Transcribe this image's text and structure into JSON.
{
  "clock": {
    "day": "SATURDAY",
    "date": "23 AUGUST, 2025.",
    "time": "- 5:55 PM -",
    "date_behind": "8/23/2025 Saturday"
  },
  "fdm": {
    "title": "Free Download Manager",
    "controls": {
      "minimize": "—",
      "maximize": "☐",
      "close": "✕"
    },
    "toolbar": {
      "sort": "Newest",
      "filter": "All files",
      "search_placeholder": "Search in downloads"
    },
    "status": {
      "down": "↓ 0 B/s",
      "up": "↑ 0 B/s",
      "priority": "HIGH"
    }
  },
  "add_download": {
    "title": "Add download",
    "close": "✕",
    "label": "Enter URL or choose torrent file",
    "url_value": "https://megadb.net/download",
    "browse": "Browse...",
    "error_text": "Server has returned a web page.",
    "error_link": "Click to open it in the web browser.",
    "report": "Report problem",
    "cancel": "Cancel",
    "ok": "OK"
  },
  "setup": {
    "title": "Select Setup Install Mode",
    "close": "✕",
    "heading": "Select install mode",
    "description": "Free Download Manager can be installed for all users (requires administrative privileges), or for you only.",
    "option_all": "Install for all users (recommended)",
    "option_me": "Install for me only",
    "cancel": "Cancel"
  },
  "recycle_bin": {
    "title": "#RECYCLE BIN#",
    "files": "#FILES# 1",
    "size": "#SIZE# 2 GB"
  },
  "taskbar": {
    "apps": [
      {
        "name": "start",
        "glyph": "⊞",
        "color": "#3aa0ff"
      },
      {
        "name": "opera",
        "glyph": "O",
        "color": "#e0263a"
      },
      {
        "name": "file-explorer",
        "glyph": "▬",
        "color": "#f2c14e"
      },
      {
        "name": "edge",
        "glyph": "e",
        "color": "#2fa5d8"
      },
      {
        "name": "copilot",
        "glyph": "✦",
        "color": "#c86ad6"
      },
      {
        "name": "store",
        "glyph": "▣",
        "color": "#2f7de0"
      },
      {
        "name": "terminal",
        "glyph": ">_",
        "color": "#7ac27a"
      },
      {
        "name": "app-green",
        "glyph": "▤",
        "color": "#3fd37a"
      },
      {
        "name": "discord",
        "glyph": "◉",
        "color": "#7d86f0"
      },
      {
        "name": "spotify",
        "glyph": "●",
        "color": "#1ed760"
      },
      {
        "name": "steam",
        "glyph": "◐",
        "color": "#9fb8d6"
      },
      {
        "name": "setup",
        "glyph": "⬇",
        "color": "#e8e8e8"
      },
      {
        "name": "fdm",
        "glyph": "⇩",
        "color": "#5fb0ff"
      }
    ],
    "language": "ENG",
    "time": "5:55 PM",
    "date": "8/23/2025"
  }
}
_ _ _ _ _ _ _
▶ _WHAT IS BEING ASKED_
List every line above that contains the word "Select".

▶ _WORKED ANSWER_
    "title": "Select Setup Install Mode",
    "heading": "Select install mode",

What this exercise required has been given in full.